Reproduce each line of the listing below verbatim, keeping every character, number and punctuation mark unchanged.

· · · · ·

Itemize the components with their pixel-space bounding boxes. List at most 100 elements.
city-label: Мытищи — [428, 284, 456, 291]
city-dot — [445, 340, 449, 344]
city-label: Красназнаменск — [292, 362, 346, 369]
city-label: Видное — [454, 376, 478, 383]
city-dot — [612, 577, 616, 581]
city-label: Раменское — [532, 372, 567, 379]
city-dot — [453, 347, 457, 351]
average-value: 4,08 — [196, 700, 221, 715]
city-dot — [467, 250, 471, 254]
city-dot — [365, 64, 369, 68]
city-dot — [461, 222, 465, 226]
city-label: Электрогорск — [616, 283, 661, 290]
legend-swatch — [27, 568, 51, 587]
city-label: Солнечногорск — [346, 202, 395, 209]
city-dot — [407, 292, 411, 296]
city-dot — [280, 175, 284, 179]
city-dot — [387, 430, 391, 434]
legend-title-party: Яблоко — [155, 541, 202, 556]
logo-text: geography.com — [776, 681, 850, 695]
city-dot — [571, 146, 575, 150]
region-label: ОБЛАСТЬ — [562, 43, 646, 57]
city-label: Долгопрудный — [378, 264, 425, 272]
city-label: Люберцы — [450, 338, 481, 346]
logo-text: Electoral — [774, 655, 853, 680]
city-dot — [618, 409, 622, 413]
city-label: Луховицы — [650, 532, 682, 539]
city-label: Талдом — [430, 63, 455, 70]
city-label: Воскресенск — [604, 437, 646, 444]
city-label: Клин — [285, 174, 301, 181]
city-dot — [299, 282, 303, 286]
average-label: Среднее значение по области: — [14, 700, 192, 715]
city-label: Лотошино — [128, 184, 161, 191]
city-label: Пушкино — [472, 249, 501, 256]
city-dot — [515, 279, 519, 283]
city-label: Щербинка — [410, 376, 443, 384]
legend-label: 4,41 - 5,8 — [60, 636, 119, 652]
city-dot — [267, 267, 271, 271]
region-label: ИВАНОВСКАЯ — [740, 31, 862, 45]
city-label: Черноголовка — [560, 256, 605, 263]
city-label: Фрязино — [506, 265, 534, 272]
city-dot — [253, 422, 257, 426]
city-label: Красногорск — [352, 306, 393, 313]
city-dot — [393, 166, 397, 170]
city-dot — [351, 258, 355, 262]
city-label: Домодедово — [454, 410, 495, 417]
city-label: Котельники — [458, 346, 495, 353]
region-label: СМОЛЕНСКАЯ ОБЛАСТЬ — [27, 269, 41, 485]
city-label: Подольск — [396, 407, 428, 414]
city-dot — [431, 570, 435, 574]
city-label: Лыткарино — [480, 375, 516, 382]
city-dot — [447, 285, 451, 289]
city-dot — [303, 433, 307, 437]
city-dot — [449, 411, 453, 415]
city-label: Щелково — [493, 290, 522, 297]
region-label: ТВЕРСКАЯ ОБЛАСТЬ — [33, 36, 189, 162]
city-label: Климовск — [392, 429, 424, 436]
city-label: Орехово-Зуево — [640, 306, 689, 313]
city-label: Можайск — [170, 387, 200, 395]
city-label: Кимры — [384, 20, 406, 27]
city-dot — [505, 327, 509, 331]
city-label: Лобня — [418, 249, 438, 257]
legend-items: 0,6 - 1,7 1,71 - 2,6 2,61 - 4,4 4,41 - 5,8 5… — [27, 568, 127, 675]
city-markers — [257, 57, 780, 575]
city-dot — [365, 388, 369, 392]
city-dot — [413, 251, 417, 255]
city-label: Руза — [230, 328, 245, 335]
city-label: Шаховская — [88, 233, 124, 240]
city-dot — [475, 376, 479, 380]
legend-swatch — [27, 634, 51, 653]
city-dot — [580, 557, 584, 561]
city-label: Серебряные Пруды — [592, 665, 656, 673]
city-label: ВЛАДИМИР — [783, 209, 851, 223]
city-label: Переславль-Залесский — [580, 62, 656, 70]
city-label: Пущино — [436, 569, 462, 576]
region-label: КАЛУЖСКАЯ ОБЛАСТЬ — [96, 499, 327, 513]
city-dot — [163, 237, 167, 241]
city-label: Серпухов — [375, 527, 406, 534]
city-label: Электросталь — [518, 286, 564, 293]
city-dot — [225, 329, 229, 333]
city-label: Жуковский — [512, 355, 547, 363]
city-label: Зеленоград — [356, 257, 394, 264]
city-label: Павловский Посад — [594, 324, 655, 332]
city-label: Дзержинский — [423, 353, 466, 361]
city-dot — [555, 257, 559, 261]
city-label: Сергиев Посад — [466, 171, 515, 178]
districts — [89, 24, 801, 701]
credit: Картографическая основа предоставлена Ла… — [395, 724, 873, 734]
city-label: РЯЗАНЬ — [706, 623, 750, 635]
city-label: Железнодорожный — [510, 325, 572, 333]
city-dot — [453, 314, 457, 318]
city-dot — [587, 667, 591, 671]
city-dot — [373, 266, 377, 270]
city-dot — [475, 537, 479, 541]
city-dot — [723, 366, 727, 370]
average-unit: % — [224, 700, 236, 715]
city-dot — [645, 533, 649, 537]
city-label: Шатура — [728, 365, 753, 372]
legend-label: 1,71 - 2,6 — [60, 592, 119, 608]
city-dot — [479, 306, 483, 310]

· · · · ·

Response to this task:
Itemize the components with their pixel-space bounding boxes. List at most 100 elements.
city-label: Мытищи — [428, 284, 456, 291]
city-dot — [445, 340, 449, 344]
city-label: Красназнаменск — [292, 362, 346, 369]
city-label: Видное — [454, 376, 478, 383]
city-dot — [612, 577, 616, 581]
city-label: Раменское — [532, 372, 567, 379]
city-dot — [453, 347, 457, 351]
average-value: 4,08 — [196, 700, 221, 715]
city-dot — [467, 250, 471, 254]
city-dot — [365, 64, 369, 68]
city-dot — [461, 222, 465, 226]
city-label: Электрогорск — [616, 283, 661, 290]
legend-swatch — [27, 568, 51, 587]
city-label: Солнечногорск — [346, 202, 395, 209]
city-dot — [407, 292, 411, 296]
city-dot — [280, 175, 284, 179]
city-dot — [387, 430, 391, 434]
legend-title-party: Яблоко — [155, 541, 202, 556]
logo-text: geography.com — [776, 681, 850, 695]
city-dot — [571, 146, 575, 150]
region-label: ОБЛАСТЬ — [562, 43, 646, 57]
city-label: Долгопрудный — [378, 264, 425, 272]
city-label: Люберцы — [450, 338, 481, 346]
logo-text: Electoral — [774, 655, 853, 680]
city-dot — [618, 409, 622, 413]
city-label: Луховицы — [650, 532, 682, 539]
city-label: Талдом — [430, 63, 455, 70]
city-label: Воскресенск — [604, 437, 646, 444]
city-label: Клин — [285, 174, 301, 181]
city-dot — [299, 282, 303, 286]
average-label: Среднее значение по области: — [14, 700, 192, 715]
city-label: Лотошино — [128, 184, 161, 191]
city-label: Пушкино — [472, 249, 501, 256]
city-dot — [515, 279, 519, 283]
city-label: Щербинка — [410, 376, 443, 384]
legend-label: 4,41 - 5,8 — [60, 636, 119, 652]
city-dot — [267, 267, 271, 271]
region-label: ИВАНОВСКАЯ — [740, 31, 862, 45]
city-label: Черноголовка — [560, 256, 605, 263]
city-label: Фрязино — [506, 265, 534, 272]
city-dot — [253, 422, 257, 426]
city-label: Красногорск — [352, 306, 393, 313]
city-dot — [393, 166, 397, 170]
city-dot — [351, 258, 355, 262]
city-label: Домодедово — [454, 410, 495, 417]
city-label: Котельники — [458, 346, 495, 353]
region-label: СМОЛЕНСКАЯ ОБЛАСТЬ — [27, 269, 41, 485]
city-label: Подольск — [396, 407, 428, 414]
city-dot — [431, 570, 435, 574]
city-label: Лыткарино — [480, 375, 516, 382]
city-dot — [447, 285, 451, 289]
city-dot — [303, 433, 307, 437]
city-dot — [449, 411, 453, 415]
city-label: Щелково — [493, 290, 522, 297]
region-label: ТВЕРСКАЯ ОБЛАСТЬ — [33, 36, 189, 162]
city-label: Климовск — [392, 429, 424, 436]
city-label: Орехово-Зуево — [640, 306, 689, 313]
city-label: Можайск — [170, 387, 200, 395]
city-label: Кимры — [384, 20, 406, 27]
city-dot — [505, 327, 509, 331]
city-label: Лобня — [418, 249, 438, 257]
legend-items: 0,6 - 1,7 1,71 - 2,6 2,61 - 4,4 4,41 - 5,8 5… — [27, 568, 127, 675]
city-markers — [257, 57, 780, 575]
city-dot — [365, 388, 369, 392]
city-dot — [413, 251, 417, 255]
city-label: Руза — [230, 328, 245, 335]
city-label: Шаховская — [88, 233, 124, 240]
city-dot — [475, 376, 479, 380]
legend-swatch — [27, 634, 51, 653]
city-dot — [580, 557, 584, 561]
city-label: Серебряные Пруды — [592, 665, 656, 673]
city-label: ВЛАДИМИР — [783, 209, 851, 223]
city-label: Переславль-Залесский — [580, 62, 656, 70]
city-label: Пущино — [436, 569, 462, 576]
region-label: КАЛУЖСКАЯ ОБЛАСТЬ — [96, 499, 327, 513]
city-dot — [163, 237, 167, 241]
city-label: Серпухов — [375, 527, 406, 534]
city-label: Электросталь — [518, 286, 564, 293]
city-dot — [225, 329, 229, 333]
city-label: Жуковский — [512, 355, 547, 363]
city-label: Зеленоград — [356, 257, 394, 264]
city-label: Павловский Посад — [594, 324, 655, 332]
city-label: Дзержинский — [423, 353, 466, 361]
city-dot — [555, 257, 559, 261]
city-label: Сергиев Посад — [466, 171, 515, 178]
districts — [89, 24, 801, 701]
credit: Картографическая основа предоставлена Ла… — [395, 724, 873, 734]
city-label: РЯЗАНЬ — [706, 623, 750, 635]
city-label: Железнодорожный — [510, 325, 572, 333]
city-dot — [453, 314, 457, 318]
city-dot — [587, 667, 591, 671]
city-dot — [373, 266, 377, 270]
city-dot — [475, 537, 479, 541]
city-dot — [723, 366, 727, 370]
average-unit: % — [224, 700, 236, 715]
city-dot — [645, 533, 649, 537]
city-label: Шатура — [728, 365, 753, 372]
legend-label: 1,71 - 2,6 — [60, 592, 119, 608]
city-dot — [479, 306, 483, 310]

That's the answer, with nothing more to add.